→ TASK DETAILS
Identify every line in the records below that contains the word "JSON", and reproduce each one.
──────── INPUT FOR THIS TASK
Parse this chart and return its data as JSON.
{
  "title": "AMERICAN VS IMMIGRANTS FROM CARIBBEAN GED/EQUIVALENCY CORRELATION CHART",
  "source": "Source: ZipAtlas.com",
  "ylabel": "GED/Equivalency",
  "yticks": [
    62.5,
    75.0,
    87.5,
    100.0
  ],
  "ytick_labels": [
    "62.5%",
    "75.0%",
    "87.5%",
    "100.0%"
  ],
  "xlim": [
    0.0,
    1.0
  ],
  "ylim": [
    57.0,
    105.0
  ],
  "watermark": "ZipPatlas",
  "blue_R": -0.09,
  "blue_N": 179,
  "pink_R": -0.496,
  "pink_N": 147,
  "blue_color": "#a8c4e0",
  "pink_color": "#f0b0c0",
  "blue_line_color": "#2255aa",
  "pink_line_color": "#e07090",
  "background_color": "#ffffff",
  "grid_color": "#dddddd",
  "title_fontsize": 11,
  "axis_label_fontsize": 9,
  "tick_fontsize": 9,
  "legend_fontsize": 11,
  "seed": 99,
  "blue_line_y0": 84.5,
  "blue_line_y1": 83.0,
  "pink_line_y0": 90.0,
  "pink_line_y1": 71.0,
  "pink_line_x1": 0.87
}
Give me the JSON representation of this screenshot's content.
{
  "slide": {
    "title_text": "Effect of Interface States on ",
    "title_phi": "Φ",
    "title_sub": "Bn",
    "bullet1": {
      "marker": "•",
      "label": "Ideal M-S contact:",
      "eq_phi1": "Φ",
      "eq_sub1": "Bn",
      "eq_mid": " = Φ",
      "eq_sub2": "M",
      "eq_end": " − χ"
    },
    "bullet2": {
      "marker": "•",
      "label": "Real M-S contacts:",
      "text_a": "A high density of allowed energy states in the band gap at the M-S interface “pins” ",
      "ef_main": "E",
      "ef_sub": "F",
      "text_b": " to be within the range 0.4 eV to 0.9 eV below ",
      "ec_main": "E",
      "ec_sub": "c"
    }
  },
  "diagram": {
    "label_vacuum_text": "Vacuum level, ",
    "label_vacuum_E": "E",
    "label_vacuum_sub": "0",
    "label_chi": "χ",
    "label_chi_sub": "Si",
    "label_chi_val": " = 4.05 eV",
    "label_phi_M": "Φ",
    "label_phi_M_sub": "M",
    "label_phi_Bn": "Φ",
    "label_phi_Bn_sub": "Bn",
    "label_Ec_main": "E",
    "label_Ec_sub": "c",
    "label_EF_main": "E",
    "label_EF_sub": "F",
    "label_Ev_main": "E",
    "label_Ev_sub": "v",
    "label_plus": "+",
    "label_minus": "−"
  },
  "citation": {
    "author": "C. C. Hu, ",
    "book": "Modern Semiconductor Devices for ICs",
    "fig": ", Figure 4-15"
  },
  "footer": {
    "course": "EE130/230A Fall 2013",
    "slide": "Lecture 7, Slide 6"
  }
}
────────────────
→ THE REPLY
Parse this chart and return its data as JSON.
Give me the JSON representation of this screenshot's content.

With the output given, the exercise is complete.